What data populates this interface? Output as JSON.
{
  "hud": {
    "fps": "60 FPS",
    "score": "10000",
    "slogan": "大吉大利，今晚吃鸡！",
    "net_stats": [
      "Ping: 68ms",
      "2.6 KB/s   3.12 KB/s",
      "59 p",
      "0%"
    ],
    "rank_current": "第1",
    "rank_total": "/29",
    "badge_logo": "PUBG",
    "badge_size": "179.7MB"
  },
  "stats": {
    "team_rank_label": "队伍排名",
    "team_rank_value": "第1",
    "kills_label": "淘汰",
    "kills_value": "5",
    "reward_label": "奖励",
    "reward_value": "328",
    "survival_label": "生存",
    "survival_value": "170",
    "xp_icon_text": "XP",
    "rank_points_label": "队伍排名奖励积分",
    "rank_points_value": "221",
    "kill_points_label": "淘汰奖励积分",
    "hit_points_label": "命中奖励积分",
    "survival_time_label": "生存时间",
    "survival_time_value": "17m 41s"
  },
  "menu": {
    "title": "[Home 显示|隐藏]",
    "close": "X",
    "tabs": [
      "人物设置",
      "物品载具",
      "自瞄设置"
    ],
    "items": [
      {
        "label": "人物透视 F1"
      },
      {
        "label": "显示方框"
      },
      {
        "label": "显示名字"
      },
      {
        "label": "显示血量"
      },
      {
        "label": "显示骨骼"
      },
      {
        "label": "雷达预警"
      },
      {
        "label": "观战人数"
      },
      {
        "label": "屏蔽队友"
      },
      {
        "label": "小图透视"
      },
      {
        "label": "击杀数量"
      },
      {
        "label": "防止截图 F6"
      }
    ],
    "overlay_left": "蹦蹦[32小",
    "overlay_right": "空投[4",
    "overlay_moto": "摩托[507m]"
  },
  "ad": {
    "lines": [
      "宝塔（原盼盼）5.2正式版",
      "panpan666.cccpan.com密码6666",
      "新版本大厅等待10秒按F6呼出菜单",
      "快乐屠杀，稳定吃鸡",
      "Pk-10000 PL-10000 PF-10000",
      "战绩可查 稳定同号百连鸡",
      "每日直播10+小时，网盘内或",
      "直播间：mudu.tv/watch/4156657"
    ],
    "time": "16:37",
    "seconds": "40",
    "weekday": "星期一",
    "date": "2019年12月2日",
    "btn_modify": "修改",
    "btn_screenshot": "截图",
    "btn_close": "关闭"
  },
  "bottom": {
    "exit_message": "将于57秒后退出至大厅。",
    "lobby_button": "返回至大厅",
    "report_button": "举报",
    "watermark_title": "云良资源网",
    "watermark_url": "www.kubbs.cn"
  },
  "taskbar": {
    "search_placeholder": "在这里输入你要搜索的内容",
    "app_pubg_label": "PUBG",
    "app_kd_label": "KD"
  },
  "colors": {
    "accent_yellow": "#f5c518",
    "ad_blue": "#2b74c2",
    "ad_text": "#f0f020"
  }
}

····················

Write out the records shown above, exactly as they appear.

What data populates this interface? Output as JSON.
{
  "hud": {
    "fps": "60 FPS",
    "score": "10000",
    "slogan": "大吉大利，今晚吃鸡！",
    "net_stats": [
      "Ping: 68ms",
      "2.6 KB/s   3.12 KB/s",
      "59 p",
      "0%"
    ],
    "rank_current": "第1",
    "rank_total": "/29",
    "badge_logo": "PUBG",
    "badge_size": "179.7MB"
  },
  "stats": {
    "team_rank_label": "队伍排名",
    "team_rank_value": "第1",
    "kills_label": "淘汰",
    "kills_value": "5",
    "reward_label": "奖励",
    "reward_value": "328",
    "survival_label": "生存",
    "survival_value": "170",
    "xp_icon_text": "XP",
    "rank_points_label": "队伍排名奖励积分",
    "rank_points_value": "221",
    "kill_points_label": "淘汰奖励积分",
    "hit_points_label": "命中奖励积分",
    "survival_time_label": "生存时间",
    "survival_time_value": "17m 41s"
  },
  "menu": {
    "title": "[Home 显示|隐藏]",
    "close": "X",
    "tabs": [
      "人物设置",
      "物品载具",
      "自瞄设置"
    ],
    "items": [
      {
        "label": "人物透视 F1"
      },
      {
        "label": "显示方框"
      },
      {
        "label": "显示名字"
      },
      {
        "label": "显示血量"
      },
      {
        "label": "显示骨骼"
      },
      {
        "label": "雷达预警"
      },
      {
        "label": "观战人数"
      },
      {
        "label": "屏蔽队友"
      },
      {
        "label": "小图透视"
      },
      {
        "label": "击杀数量"
      },
      {
        "label": "防止截图 F6"
      }
    ],
    "overlay_left": "蹦蹦[32小",
    "overlay_right": "空投[4",
    "overlay_moto": "摩托[507m]"
  },
  "ad": {
    "lines": [
      "宝塔（原盼盼）5.2正式版",
      "panpan666.cccpan.com密码6666",
      "新版本大厅等待10秒按F6呼出菜单",
      "快乐屠杀，稳定吃鸡",
      "Pk-10000 PL-10000 PF-10000",
      "战绩可查 稳定同号百连鸡",
      "每日直播10+小时，网盘内或",
      "直播间：mudu.tv/watch/4156657"
    ],
    "time": "16:37",
    "seconds": "40",
    "weekday": "星期一",
    "date": "2019年12月2日",
    "btn_modify": "修改",
    "btn_screenshot": "截图",
    "btn_close": "关闭"
  },
  "bottom": {
    "exit_message": "将于57秒后退出至大厅。",
    "lobby_button": "返回至大厅",
    "report_button": "举报",
    "watermark_title": "云良资源网",
    "watermark_url": "www.kubbs.cn"
  },
  "taskbar": {
    "search_placeholder": "在这里输入你要搜索的内容",
    "app_pubg_label": "PUBG",
    "app_kd_label": "KD"
  },
  "colors": {
    "accent_yellow": "#f5c518",
    "ad_blue": "#2b74c2",
    "ad_text": "#f0f020"
  }
}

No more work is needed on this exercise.